### DATASET EXCERPTS
──────
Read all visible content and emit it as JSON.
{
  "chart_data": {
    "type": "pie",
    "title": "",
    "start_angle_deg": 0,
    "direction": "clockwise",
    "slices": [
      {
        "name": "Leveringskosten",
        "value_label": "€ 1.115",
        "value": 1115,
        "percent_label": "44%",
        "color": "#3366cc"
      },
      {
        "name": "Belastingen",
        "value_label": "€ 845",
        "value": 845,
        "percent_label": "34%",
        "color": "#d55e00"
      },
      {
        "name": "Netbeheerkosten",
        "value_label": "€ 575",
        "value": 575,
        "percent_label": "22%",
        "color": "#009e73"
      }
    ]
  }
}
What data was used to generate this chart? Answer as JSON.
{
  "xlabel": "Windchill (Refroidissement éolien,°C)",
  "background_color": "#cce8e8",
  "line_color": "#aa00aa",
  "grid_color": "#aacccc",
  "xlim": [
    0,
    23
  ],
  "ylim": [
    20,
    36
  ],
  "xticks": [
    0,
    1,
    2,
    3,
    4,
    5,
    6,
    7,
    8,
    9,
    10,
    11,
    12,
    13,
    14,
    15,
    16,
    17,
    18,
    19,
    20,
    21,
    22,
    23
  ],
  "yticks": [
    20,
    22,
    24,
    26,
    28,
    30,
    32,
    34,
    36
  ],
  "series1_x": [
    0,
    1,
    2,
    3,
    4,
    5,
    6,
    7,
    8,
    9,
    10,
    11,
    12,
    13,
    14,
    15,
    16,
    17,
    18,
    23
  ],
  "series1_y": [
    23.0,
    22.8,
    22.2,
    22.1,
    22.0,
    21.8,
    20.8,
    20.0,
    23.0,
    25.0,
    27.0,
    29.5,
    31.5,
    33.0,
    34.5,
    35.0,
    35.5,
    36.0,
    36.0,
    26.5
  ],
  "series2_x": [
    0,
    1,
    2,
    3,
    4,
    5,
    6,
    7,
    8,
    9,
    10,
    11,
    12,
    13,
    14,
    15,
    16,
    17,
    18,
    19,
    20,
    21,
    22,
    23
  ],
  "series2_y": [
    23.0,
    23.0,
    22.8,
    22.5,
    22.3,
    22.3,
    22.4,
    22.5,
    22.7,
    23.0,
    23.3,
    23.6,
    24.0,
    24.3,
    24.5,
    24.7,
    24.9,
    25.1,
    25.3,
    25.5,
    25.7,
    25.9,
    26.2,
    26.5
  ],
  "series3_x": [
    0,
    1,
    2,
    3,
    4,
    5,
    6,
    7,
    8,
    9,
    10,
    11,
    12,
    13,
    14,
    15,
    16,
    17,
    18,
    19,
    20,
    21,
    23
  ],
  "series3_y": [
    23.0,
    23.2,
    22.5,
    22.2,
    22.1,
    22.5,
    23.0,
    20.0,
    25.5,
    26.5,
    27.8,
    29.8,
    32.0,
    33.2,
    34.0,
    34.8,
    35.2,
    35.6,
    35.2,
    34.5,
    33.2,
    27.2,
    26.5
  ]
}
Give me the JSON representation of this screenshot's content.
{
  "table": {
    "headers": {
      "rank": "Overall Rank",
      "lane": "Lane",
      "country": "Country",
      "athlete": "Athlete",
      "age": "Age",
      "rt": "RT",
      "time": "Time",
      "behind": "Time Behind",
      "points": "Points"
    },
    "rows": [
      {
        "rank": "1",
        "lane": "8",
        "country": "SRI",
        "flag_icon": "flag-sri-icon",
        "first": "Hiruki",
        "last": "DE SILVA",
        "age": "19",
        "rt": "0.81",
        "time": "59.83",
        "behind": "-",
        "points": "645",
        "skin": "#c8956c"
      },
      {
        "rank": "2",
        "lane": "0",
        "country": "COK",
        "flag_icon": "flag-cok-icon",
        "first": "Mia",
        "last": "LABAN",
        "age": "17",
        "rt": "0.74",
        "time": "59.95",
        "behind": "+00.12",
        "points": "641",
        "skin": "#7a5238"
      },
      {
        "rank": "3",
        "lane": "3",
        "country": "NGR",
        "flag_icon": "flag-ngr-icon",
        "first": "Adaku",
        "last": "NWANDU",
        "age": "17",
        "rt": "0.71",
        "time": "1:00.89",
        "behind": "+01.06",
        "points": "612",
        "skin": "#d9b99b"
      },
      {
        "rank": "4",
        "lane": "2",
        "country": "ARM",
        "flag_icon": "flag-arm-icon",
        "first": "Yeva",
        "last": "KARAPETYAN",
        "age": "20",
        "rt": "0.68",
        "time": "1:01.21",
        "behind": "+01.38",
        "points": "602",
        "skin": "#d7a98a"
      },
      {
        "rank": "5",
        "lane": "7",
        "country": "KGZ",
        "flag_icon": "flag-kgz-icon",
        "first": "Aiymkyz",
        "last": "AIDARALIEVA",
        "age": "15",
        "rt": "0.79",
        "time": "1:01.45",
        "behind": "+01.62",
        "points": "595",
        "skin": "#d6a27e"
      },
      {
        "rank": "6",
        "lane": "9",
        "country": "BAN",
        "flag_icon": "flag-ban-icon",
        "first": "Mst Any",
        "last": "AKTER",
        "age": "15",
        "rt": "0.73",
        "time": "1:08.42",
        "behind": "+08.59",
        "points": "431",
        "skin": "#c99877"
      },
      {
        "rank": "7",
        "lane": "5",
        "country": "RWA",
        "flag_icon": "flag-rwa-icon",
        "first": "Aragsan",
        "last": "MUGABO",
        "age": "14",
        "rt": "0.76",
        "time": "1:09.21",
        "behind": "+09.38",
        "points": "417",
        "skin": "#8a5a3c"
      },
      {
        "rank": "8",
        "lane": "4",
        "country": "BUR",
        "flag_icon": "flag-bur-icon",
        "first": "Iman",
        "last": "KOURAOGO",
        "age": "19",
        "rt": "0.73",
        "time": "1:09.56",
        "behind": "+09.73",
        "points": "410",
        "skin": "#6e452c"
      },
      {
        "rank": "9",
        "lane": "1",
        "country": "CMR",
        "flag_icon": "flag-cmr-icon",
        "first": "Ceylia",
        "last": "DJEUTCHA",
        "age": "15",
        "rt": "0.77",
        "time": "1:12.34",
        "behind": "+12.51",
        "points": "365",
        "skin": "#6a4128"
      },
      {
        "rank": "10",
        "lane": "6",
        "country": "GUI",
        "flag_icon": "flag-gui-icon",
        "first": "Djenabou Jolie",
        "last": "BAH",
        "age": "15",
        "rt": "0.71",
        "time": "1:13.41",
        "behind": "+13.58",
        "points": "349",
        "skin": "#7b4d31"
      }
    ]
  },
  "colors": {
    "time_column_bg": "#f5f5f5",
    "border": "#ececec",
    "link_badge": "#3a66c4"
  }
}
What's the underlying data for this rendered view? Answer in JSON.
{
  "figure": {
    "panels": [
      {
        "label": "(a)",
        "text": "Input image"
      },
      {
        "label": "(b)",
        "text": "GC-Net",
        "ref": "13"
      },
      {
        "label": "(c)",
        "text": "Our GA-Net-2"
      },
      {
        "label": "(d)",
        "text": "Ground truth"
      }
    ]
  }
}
──────
### TASK DETAILS
Please repeat the material above, word for word and in full.

### COMPLETED EXERCISE
Read all visible content and emit it as JSON.
{
  "chart_data": {
    "type": "pie",
    "title": "",
    "start_angle_deg": 0,
    "direction": "clockwise",
    "slices": [
      {
        "name": "Leveringskosten",
        "value_label": "€ 1.115",
        "value": 1115,
        "percent_label": "44%",
        "color": "#3366cc"
      },
      {
        "name": "Belastingen",
        "value_label": "€ 845",
        "value": 845,
        "percent_label": "34%",
        "color": "#d55e00"
      },
      {
        "name": "Netbeheerkosten",
        "value_label": "€ 575",
        "value": 575,
        "percent_label": "22%",
        "color": "#009e73"
      }
    ]
  }
}
What data was used to generate this chart? Answer as JSON.
{
  "xlabel": "Windchill (Refroidissement éolien,°C)",
  "background_color": "#cce8e8",
  "line_color": "#aa00aa",
  "grid_color": "#aacccc",
  "xlim": [
    0,
    23
  ],
  "ylim": [
    20,
    36
  ],
  "xticks": [
    0,
    1,
    2,
    3,
    4,
    5,
    6,
    7,
    8,
    9,
    10,
    11,
    12,
    13,
    14,
    15,
    16,
    17,
    18,
    19,
    20,
    21,
    22,
    23
  ],
  "yticks": [
    20,
    22,
    24,
    26,
    28,
    30,
    32,
    34,
    36
  ],
  "series1_x": [
    0,
    1,
    2,
    3,
    4,
    5,
    6,
    7,
    8,
    9,
    10,
    11,
    12,
    13,
    14,
    15,
    16,
    17,
    18,
    23
  ],
  "series1_y": [
    23.0,
    22.8,
    22.2,
    22.1,
    22.0,
    21.8,
    20.8,
    20.0,
    23.0,
    25.0,
    27.0,
    29.5,
    31.5,
    33.0,
    34.5,
    35.0,
    35.5,
    36.0,
    36.0,
    26.5
  ],
  "series2_x": [
    0,
    1,
    2,
    3,
    4,
    5,
    6,
    7,
    8,
    9,
    10,
    11,
    12,
    13,
    14,
    15,
    16,
    17,
    18,
    19,
    20,
    21,
    22,
    23
  ],
  "series2_y": [
    23.0,
    23.0,
    22.8,
    22.5,
    22.3,
    22.3,
    22.4,
    22.5,
    22.7,
    23.0,
    23.3,
    23.6,
    24.0,
    24.3,
    24.5,
    24.7,
    24.9,
    25.1,
    25.3,
    25.5,
    25.7,
    25.9,
    26.2,
    26.5
  ],
  "series3_x": [
    0,
    1,
    2,
    3,
    4,
    5,
    6,
    7,
    8,
    9,
    10,
    11,
    12,
    13,
    14,
    15,
    16,
    17,
    18,
    19,
    20,
    21,
    23
  ],
  "series3_y": [
    23.0,
    23.2,
    22.5,
    22.2,
    22.1,
    22.5,
    23.0,
    20.0,
    25.5,
    26.5,
    27.8,
    29.8,
    32.0,
    33.2,
    34.0,
    34.8,
    35.2,
    35.6,
    35.2,
    34.5,
    33.2,
    27.2,
    26.5
  ]
}
Give me the JSON representation of this screenshot's content.
{
  "table": {
    "headers": {
      "rank": "Overall Rank",
      "lane": "Lane",
      "country": "Country",
      "athlete": "Athlete",
      "age": "Age",
      "rt": "RT",
      "time": "Time",
      "behind": "Time Behind",
      "points": "Points"
    },
    "rows": [
      {
        "rank": "1",
        "lane": "8",
        "country": "SRI",
        "flag_icon": "flag-sri-icon",
        "first": "Hiruki",
        "last": "DE SILVA",
        "age": "19",
        "rt": "0.81",
        "time": "59.83",
        "behind": "-",
        "points": "645",
        "skin": "#c8956c"
      },
      {
        "rank": "2",
        "lane": "0",
        "country": "COK",
        "flag_icon": "flag-cok-icon",
        "first": "Mia",
        "last": "LABAN",
        "age": "17",
        "rt": "0.74",
        "time": "59.95",
        "behind": "+00.12",
        "points": "641",
        "skin": "#7a5238"
      },
      {
        "rank": "3",
        "lane": "3",
        "country": "NGR",
        "flag_icon": "flag-ngr-icon",
        "first": "Adaku",
        "last": "NWANDU",
        "age": "17",
        "rt": "0.71",
        "time": "1:00.89",
        "behind": "+01.06",
        "points": "612",
        "skin": "#d9b99b"
      },
      {
        "rank": "4",
        "lane": "2",
        "country": "ARM",
        "flag_icon": "flag-arm-icon",
        "first": "Yeva",
        "last": "KARAPETYAN",
        "age": "20",
        "rt": "0.68",
        "time": "1:01.21",
        "behind": "+01.38",
        "points": "602",
        "skin": "#d7a98a"
      },
      {
        "rank": "5",
        "lane": "7",
        "country": "KGZ",
        "flag_icon": "flag-kgz-icon",
        "first": "Aiymkyz",
        "last": "AIDARALIEVA",
        "age": "15",
        "rt": "0.79",
        "time": "1:01.45",
        "behind": "+01.62",
        "points": "595",
        "skin": "#d6a27e"
      },
      {
        "rank": "6",
        "lane": "9",
        "country": "BAN",
        "flag_icon": "flag-ban-icon",
        "first": "Mst Any",
        "last": "AKTER",
        "age": "15",
        "rt": "0.73",
        "time": "1:08.42",
        "behind": "+08.59",
        "points": "431",
        "skin": "#c99877"
      },
      {
        "rank": "7",
        "lane": "5",
        "country": "RWA",
        "flag_icon": "flag-rwa-icon",
        "first": "Aragsan",
        "last": "MUGABO",
        "age": "14",
        "rt": "0.76",
        "time": "1:09.21",
        "behind": "+09.38",
        "points": "417",
        "skin": "#8a5a3c"
      },
      {
        "rank": "8",
        "lane": "4",
        "country": "BUR",
        "flag_icon": "flag-bur-icon",
        "first": "Iman",
        "last": "KOURAOGO",
        "age": "19",
        "rt": "0.73",
        "time": "1:09.56",
        "behind": "+09.73",
        "points": "410",
        "skin": "#6e452c"
      },
      {
        "rank": "9",
        "lane": "1",
        "country": "CMR",
        "flag_icon": "flag-cmr-icon",
        "first": "Ceylia",
        "last": "DJEUTCHA",
        "age": "15",
        "rt": "0.77",
        "time": "1:12.34",
        "behind": "+12.51",
        "points": "365",
        "skin": "#6a4128"
      },
      {
        "rank": "10",
        "lane": "6",
        "country": "GUI",
        "flag_icon": "flag-gui-icon",
        "first": "Djenabou Jolie",
        "last": "BAH",
        "age": "15",
        "rt": "0.71",
        "time": "1:13.41",
        "behind": "+13.58",
        "points": "349",
        "skin": "#7b4d31"
      }
    ]
  },
  "colors": {
    "time_column_bg": "#f5f5f5",
    "border": "#ececec",
    "link_badge": "#3a66c4"
  }
}
What's the underlying data for this rendered view? Answer in JSON.
{
  "figure": {
    "panels": [
      {
        "label": "(a)",
        "text": "Input image"
      },
      {
        "label": "(b)",
        "text": "GC-Net",
        "ref": "13"
      },
      {
        "label": "(c)",
        "text": "Our GA-Net-2"
      },
      {
        "label": "(d)",
        "text": "Ground truth"
      }
    ]
  }
}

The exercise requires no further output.